• _Work instructions_: In your copy, include every line of the listing below exactly but none of the pictures.

── Extracted entries ──

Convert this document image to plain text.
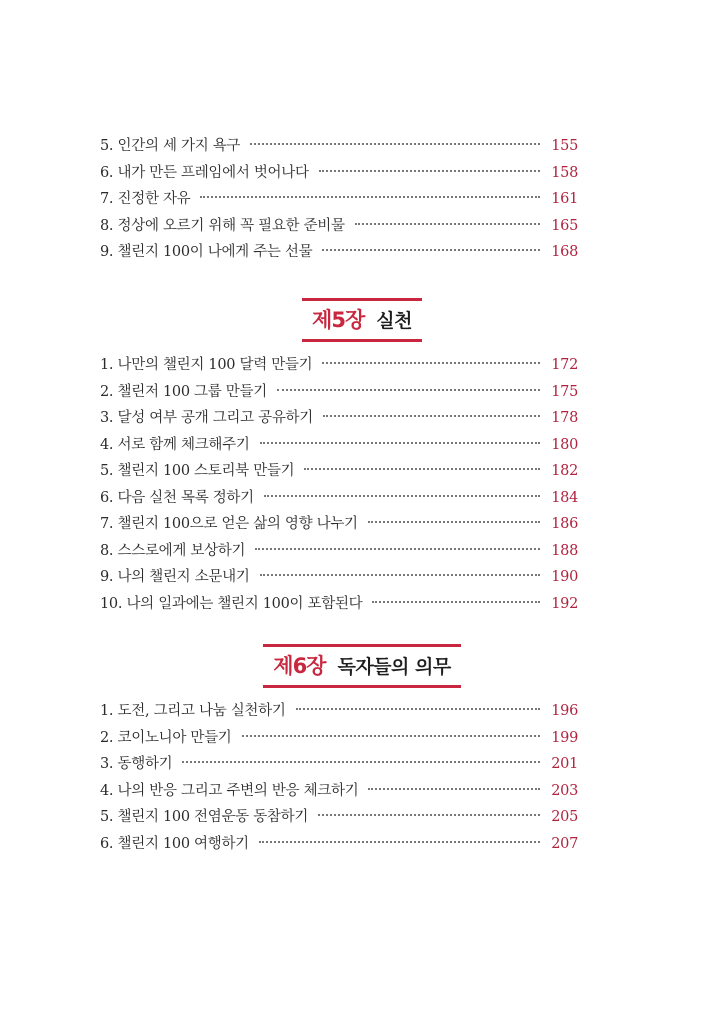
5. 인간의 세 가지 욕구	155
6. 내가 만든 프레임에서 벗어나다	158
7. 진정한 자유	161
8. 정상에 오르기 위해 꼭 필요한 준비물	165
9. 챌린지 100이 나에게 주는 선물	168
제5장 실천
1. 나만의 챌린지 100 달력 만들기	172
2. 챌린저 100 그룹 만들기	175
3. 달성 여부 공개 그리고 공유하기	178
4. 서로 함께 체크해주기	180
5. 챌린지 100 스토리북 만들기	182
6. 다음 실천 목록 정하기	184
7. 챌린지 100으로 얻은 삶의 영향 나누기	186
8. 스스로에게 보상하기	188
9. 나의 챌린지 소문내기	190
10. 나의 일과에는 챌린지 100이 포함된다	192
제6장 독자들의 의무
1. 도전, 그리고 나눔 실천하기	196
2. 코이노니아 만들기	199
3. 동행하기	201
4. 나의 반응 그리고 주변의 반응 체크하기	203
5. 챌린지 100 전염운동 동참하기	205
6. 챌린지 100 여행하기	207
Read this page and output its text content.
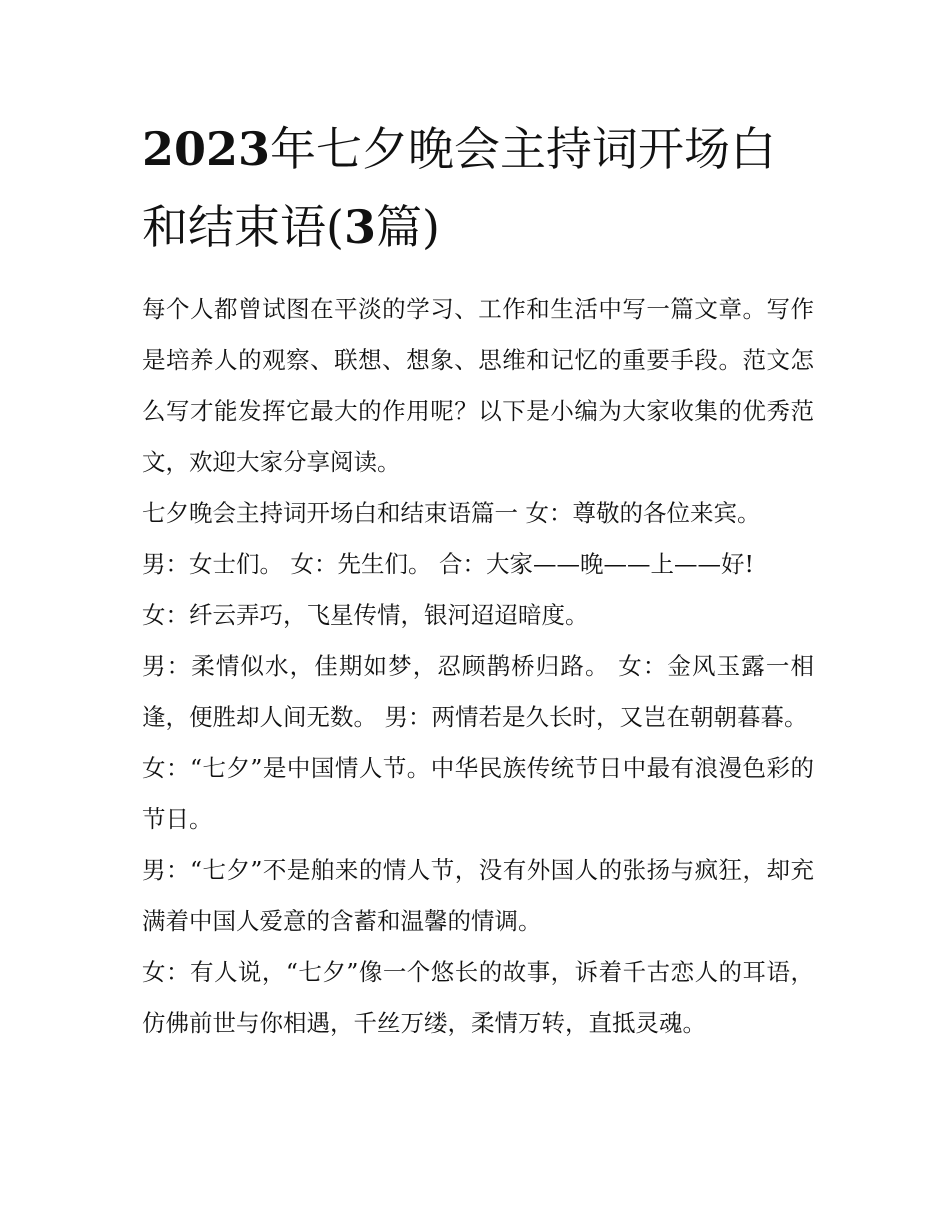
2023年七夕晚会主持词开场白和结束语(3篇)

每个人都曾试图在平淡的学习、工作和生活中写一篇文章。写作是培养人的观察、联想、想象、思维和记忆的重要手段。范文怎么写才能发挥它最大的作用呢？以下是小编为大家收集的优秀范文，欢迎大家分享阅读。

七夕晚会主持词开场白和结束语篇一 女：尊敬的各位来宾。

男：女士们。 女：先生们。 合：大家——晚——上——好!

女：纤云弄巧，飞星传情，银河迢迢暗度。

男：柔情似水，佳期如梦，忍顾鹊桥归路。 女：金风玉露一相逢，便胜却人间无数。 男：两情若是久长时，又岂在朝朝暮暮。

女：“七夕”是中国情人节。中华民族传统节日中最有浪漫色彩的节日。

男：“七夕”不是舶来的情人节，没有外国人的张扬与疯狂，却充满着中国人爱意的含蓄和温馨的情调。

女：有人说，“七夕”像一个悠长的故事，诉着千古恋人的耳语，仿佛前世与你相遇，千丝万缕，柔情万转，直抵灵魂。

───

• _Solved exercise_:
Convert this document image to plain text.
5. 인간의 세 가지 욕구	155
6. 내가 만든 프레임에서 벗어나다	158
7. 진정한 자유	161
8. 정상에 오르기 위해 꼭 필요한 준비물	165
9. 챌린지 100이 나에게 주는 선물	168
제5장 실천
1. 나만의 챌린지 100 달력 만들기	172
2. 챌린저 100 그룹 만들기	175
3. 달성 여부 공개 그리고 공유하기	178
4. 서로 함께 체크해주기	180
5. 챌린지 100 스토리북 만들기	182
6. 다음 실천 목록 정하기	184
7. 챌린지 100으로 얻은 삶의 영향 나누기	186
8. 스스로에게 보상하기	188
9. 나의 챌린지 소문내기	190
10. 나의 일과에는 챌린지 100이 포함된다	192
제6장 독자들의 의무
1. 도전, 그리고 나눔 실천하기	196
2. 코이노니아 만들기	199
3. 동행하기	201
4. 나의 반응 그리고 주변의 반응 체크하기	203
5. 챌린지 100 전염운동 동참하기	205
6. 챌린지 100 여행하기	207
Read this page and output its text content.
2023年七夕晚会主持词开场白和结束语(3篇)

每个人都曾试图在平淡的学习、工作和生活中写一篇文章。写作是培养人的观察、联想、想象、思维和记忆的重要手段。范文怎么写才能发挥它最大的作用呢？以下是小编为大家收集的优秀范文，欢迎大家分享阅读。

七夕晚会主持词开场白和结束语篇一 女：尊敬的各位来宾。

男：女士们。 女：先生们。 合：大家——晚——上——好!

女：纤云弄巧，飞星传情，银河迢迢暗度。

男：柔情似水，佳期如梦，忍顾鹊桥归路。 女：金风玉露一相逢，便胜却人间无数。 男：两情若是久长时，又岂在朝朝暮暮。

女：“七夕”是中国情人节。中华民族传统节日中最有浪漫色彩的节日。

男：“七夕”不是舶来的情人节，没有外国人的张扬与疯狂，却充满着中国人爱意的含蓄和温馨的情调。

女：有人说，“七夕”像一个悠长的故事，诉着千古恋人的耳语，仿佛前世与你相遇，千丝万缕，柔情万转，直抵灵魂。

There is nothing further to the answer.